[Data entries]

*****

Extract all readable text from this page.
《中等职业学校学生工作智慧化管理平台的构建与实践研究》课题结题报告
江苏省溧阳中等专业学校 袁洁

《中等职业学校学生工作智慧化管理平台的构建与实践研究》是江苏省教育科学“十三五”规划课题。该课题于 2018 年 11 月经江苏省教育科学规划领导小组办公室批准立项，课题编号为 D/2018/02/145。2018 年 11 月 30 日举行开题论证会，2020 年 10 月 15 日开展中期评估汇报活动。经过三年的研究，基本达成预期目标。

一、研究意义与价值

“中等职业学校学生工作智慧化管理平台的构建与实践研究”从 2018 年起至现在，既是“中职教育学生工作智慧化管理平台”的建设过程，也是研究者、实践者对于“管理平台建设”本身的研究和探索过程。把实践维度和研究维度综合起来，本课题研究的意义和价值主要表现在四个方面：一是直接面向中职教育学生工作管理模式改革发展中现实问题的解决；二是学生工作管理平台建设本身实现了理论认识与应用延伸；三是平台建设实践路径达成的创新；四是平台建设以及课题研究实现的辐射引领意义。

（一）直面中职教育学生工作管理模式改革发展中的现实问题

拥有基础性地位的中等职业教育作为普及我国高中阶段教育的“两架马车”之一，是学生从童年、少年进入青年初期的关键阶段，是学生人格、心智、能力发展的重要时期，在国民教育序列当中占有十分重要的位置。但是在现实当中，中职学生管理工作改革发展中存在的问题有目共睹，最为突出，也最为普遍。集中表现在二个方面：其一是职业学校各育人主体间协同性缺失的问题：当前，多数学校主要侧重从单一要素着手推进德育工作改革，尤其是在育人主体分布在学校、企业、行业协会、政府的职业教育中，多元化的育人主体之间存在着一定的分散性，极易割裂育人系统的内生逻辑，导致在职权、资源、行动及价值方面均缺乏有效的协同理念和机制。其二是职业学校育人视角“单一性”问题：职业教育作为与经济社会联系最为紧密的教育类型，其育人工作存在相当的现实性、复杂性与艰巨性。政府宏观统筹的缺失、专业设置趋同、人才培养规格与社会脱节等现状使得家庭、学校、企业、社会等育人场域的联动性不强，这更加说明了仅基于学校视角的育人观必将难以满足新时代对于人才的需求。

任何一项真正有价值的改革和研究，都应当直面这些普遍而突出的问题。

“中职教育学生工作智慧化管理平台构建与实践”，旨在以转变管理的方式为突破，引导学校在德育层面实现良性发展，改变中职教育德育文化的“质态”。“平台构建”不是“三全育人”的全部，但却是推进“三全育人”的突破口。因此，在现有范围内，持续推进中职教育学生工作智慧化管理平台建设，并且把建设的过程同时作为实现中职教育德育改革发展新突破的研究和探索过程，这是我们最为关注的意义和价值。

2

*****

▶ **What to do**
Can you give every line above again, exactly as written?

▶ **Reply to the task**
Extract all readable text from this page.
《中等职业学校学生工作智慧化管理平台的构建与实践研究》课题结题报告
江苏省溧阳中等专业学校 袁洁

《中等职业学校学生工作智慧化管理平台的构建与实践研究》是江苏省教育科学“十三五”规划课题。该课题于 2018 年 11 月经江苏省教育科学规划领导小组办公室批准立项，课题编号为 D/2018/02/145。2018 年 11 月 30 日举行开题论证会，2020 年 10 月 15 日开展中期评估汇报活动。经过三年的研究，基本达成预期目标。

一、研究意义与价值

“中等职业学校学生工作智慧化管理平台的构建与实践研究”从 2018 年起至现在，既是“中职教育学生工作智慧化管理平台”的建设过程，也是研究者、实践者对于“管理平台建设”本身的研究和探索过程。把实践维度和研究维度综合起来，本课题研究的意义和价值主要表现在四个方面：一是直接面向中职教育学生工作管理模式改革发展中现实问题的解决；二是学生工作管理平台建设本身实现了理论认识与应用延伸；三是平台建设实践路径达成的创新；四是平台建设以及课题研究实现的辐射引领意义。

（一）直面中职教育学生工作管理模式改革发展中的现实问题

拥有基础性地位的中等职业教育作为普及我国高中阶段教育的“两架马车”之一，是学生从童年、少年进入青年初期的关键阶段，是学生人格、心智、能力发展的重要时期，在国民教育序列当中占有十分重要的位置。但是在现实当中，中职学生管理工作改革发展中存在的问题有目共睹，最为突出，也最为普遍。集中表现在二个方面：其一是职业学校各育人主体间协同性缺失的问题：当前，多数学校主要侧重从单一要素着手推进德育工作改革，尤其是在育人主体分布在学校、企业、行业协会、政府的职业教育中，多元化的育人主体之间存在着一定的分散性，极易割裂育人系统的内生逻辑，导致在职权、资源、行动及价值方面均缺乏有效的协同理念和机制。其二是职业学校育人视角“单一性”问题：职业教育作为与经济社会联系最为紧密的教育类型，其育人工作存在相当的现实性、复杂性与艰巨性。政府宏观统筹的缺失、专业设置趋同、人才培养规格与社会脱节等现状使得家庭、学校、企业、社会等育人场域的联动性不强，这更加说明了仅基于学校视角的育人观必将难以满足新时代对于人才的需求。

任何一项真正有价值的改革和研究，都应当直面这些普遍而突出的问题。

“中职教育学生工作智慧化管理平台构建与实践”，旨在以转变管理的方式为突破，引导学校在德育层面实现良性发展，改变中职教育德育文化的“质态”。“平台构建”不是“三全育人”的全部，但却是推进“三全育人”的突破口。因此，在现有范围内，持续推进中职教育学生工作智慧化管理平台建设，并且把建设的过程同时作为实现中职教育德育改革发展新突破的研究和探索过程，这是我们最为关注的意义和价值。

2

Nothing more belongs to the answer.